Return every line of the data below that includes the string "arrow".
++++++++++++++++++++
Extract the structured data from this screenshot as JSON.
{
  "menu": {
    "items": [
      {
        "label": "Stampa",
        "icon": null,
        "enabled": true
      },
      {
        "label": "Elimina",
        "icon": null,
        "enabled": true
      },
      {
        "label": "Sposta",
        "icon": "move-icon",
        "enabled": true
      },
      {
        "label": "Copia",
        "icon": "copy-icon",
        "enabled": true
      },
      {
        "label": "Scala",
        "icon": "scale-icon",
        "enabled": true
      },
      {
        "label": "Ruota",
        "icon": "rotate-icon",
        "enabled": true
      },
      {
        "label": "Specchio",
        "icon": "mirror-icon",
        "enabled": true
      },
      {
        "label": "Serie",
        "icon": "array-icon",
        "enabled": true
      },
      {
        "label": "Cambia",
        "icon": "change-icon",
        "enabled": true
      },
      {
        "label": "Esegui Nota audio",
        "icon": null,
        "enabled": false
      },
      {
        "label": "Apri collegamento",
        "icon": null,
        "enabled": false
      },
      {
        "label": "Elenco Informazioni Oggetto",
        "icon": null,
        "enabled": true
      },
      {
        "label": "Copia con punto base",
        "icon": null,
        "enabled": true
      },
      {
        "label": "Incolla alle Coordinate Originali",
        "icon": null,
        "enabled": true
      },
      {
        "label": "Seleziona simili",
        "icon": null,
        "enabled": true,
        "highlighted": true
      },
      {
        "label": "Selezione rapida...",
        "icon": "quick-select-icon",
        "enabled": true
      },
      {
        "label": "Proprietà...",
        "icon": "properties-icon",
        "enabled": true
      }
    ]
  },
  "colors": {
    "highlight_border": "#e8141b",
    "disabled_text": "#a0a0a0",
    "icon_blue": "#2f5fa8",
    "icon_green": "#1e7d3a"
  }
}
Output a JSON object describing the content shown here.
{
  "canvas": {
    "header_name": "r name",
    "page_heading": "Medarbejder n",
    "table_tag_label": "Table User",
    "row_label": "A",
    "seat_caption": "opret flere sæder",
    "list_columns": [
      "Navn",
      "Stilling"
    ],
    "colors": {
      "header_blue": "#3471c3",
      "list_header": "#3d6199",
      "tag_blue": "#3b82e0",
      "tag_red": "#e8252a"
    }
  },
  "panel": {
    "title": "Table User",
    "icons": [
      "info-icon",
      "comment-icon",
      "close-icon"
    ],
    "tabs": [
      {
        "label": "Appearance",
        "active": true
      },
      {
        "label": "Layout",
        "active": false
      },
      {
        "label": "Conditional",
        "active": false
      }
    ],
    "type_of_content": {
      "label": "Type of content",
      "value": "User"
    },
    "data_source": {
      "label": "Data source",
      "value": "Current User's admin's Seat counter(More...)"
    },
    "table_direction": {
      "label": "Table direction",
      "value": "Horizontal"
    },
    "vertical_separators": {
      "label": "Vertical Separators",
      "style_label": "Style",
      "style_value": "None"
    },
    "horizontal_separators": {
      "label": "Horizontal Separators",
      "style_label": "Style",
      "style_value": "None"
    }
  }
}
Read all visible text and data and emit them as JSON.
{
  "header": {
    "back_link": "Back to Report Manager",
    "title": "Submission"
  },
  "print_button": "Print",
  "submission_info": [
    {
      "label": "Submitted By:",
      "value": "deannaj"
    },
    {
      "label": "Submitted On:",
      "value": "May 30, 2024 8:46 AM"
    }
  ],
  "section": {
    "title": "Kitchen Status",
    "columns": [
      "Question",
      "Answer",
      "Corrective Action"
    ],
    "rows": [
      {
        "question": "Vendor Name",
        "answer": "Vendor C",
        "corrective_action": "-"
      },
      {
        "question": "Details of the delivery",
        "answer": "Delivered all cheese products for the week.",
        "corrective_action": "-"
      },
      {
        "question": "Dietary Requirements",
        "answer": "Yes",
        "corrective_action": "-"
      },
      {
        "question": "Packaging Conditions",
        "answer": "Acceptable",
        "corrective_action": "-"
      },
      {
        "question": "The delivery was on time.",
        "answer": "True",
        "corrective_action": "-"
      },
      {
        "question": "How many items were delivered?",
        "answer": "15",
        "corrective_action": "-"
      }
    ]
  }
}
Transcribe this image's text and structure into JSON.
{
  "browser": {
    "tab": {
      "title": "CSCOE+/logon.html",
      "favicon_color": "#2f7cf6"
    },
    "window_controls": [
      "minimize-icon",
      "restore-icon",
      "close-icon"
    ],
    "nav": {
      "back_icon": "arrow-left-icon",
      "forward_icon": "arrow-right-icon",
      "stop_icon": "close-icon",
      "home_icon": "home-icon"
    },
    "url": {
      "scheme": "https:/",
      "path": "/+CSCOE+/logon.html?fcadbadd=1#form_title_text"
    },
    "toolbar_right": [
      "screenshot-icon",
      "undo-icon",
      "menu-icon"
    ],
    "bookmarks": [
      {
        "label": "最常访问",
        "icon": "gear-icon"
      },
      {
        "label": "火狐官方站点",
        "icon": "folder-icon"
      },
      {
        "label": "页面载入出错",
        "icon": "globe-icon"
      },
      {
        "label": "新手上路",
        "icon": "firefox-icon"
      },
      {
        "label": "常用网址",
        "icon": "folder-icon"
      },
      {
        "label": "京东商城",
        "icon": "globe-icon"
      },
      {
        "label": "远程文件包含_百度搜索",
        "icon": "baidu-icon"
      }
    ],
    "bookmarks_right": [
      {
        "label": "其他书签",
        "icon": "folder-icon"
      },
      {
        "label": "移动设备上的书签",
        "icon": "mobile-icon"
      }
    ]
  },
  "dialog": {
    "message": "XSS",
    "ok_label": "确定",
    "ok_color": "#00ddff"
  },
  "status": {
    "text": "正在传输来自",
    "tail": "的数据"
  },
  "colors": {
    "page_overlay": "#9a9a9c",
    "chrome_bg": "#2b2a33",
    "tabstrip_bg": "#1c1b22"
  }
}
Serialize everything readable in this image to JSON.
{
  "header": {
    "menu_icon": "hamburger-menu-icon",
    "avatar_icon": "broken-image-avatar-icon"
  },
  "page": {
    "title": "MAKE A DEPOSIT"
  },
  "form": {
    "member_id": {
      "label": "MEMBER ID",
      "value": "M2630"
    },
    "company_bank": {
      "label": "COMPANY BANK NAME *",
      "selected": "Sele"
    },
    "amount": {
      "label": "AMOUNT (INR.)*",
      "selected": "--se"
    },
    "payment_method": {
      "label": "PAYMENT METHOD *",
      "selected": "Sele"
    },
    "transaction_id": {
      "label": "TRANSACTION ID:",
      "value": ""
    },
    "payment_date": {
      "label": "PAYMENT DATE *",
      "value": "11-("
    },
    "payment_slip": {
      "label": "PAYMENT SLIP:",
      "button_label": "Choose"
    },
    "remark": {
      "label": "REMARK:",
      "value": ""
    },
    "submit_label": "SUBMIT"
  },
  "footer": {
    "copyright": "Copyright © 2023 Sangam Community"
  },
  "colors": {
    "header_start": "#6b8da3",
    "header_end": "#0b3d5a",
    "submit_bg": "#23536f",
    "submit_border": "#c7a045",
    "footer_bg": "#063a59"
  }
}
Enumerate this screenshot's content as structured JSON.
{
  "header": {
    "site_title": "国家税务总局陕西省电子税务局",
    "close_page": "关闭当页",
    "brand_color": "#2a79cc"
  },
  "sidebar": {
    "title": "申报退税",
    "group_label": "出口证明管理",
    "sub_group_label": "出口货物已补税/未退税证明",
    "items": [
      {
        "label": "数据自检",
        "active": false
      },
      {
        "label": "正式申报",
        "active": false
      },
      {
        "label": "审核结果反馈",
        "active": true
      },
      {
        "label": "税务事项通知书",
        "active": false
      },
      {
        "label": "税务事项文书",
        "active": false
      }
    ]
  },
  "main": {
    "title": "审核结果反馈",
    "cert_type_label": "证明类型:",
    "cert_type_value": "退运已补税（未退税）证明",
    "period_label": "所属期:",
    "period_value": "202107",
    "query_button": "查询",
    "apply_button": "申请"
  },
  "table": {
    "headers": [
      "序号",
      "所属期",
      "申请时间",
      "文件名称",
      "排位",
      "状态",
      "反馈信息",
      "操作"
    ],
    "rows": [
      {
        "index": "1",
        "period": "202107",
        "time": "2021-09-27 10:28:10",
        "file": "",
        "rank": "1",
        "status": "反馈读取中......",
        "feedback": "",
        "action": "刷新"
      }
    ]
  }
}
++++++++++++++++++++
• **OUTPUT FOR THIS TASK**:
      "back_icon": "arrow-left-icon",
      "forward_icon": "arrow-right-icon",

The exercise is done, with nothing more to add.